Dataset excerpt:
────────────────────

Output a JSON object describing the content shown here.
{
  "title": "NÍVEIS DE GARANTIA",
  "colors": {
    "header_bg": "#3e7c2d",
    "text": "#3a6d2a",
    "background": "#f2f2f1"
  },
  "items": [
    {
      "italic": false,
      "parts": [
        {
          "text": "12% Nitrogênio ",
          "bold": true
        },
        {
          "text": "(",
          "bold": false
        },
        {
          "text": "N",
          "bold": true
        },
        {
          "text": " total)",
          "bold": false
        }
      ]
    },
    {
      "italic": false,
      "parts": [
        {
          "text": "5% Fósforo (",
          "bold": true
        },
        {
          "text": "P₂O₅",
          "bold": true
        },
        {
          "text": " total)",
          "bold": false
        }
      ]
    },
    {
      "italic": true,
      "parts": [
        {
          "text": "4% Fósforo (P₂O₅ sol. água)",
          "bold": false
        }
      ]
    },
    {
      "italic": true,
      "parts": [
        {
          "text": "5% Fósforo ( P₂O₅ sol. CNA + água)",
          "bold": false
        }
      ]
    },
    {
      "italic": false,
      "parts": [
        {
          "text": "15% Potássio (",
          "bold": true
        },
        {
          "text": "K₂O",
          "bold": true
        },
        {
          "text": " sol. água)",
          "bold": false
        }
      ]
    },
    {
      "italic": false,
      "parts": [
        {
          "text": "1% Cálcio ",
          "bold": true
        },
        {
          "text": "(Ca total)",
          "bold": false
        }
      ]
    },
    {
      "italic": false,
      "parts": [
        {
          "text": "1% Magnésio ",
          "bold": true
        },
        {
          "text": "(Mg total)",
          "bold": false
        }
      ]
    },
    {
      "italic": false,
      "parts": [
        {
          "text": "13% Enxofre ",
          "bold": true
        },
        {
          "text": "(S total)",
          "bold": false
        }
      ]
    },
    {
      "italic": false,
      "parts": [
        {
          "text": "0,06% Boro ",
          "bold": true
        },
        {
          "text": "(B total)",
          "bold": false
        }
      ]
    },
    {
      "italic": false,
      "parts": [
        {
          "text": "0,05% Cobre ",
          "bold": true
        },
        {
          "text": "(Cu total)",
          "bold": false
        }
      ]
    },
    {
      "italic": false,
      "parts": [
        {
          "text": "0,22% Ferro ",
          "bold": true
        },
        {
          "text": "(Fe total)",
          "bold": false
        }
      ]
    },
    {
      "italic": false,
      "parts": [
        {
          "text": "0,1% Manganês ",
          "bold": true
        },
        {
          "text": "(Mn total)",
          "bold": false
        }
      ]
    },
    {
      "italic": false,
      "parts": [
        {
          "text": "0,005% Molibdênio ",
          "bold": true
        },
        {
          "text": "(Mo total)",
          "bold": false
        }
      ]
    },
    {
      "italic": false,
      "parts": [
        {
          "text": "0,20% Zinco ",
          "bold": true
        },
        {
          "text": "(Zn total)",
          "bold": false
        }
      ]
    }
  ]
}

────────────────────

TASK OBJECTIVE »
Quote the listing in full, please, keeping every line exact.

RESPONSE TO THIS EXERCISE »
Output a JSON object describing the content shown here.
{
  "title": "NÍVEIS DE GARANTIA",
  "colors": {
    "header_bg": "#3e7c2d",
    "text": "#3a6d2a",
    "background": "#f2f2f1"
  },
  "items": [
    {
      "italic": false,
      "parts": [
        {
          "text": "12% Nitrogênio ",
          "bold": true
        },
        {
          "text": "(",
          "bold": false
        },
        {
          "text": "N",
          "bold": true
        },
        {
          "text": " total)",
          "bold": false
        }
      ]
    },
    {
      "italic": false,
      "parts": [
        {
          "text": "5% Fósforo (",
          "bold": true
        },
        {
          "text": "P₂O₅",
          "bold": true
        },
        {
          "text": " total)",
          "bold": false
        }
      ]
    },
    {
      "italic": true,
      "parts": [
        {
          "text": "4% Fósforo (P₂O₅ sol. água)",
          "bold": false
        }
      ]
    },
    {
      "italic": true,
      "parts": [
        {
          "text": "5% Fósforo ( P₂O₅ sol. CNA + água)",
          "bold": false
        }
      ]
    },
    {
      "italic": false,
      "parts": [
        {
          "text": "15% Potássio (",
          "bold": true
        },
        {
          "text": "K₂O",
          "bold": true
        },
        {
          "text": " sol. água)",
          "bold": false
        }
      ]
    },
    {
      "italic": false,
      "parts": [
        {
          "text": "1% Cálcio ",
          "bold": true
        },
        {
          "text": "(Ca total)",
          "bold": false
        }
      ]
    },
    {
      "italic": false,
      "parts": [
        {
          "text": "1% Magnésio ",
          "bold": true
        },
        {
          "text": "(Mg total)",
          "bold": false
        }
      ]
    },
    {
      "italic": false,
      "parts": [
        {
          "text": "13% Enxofre ",
          "bold": true
        },
        {
          "text": "(S total)",
          "bold": false
        }
      ]
    },
    {
      "italic": false,
      "parts": [
        {
          "text": "0,06% Boro ",
          "bold": true
        },
        {
          "text": "(B total)",
          "bold": false
        }
      ]
    },
    {
      "italic": false,
      "parts": [
        {
          "text": "0,05% Cobre ",
          "bold": true
        },
        {
          "text": "(Cu total)",
          "bold": false
        }
      ]
    },
    {
      "italic": false,
      "parts": [
        {
          "text": "0,22% Ferro ",
          "bold": true
        },
        {
          "text": "(Fe total)",
          "bold": false
        }
      ]
    },
    {
      "italic": false,
      "parts": [
        {
          "text": "0,1% Manganês ",
          "bold": true
        },
        {
          "text": "(Mn total)",
          "bold": false
        }
      ]
    },
    {
      "italic": false,
      "parts": [
        {
          "text": "0,005% Molibdênio ",
          "bold": true
        },
        {
          "text": "(Mo total)",
          "bold": false
        }
      ]
    },
    {
      "italic": false,
      "parts": [
        {
          "text": "0,20% Zinco ",
          "bold": true
        },
        {
          "text": "(Zn total)",
          "bold": false
        }
      ]
    }
  ]
}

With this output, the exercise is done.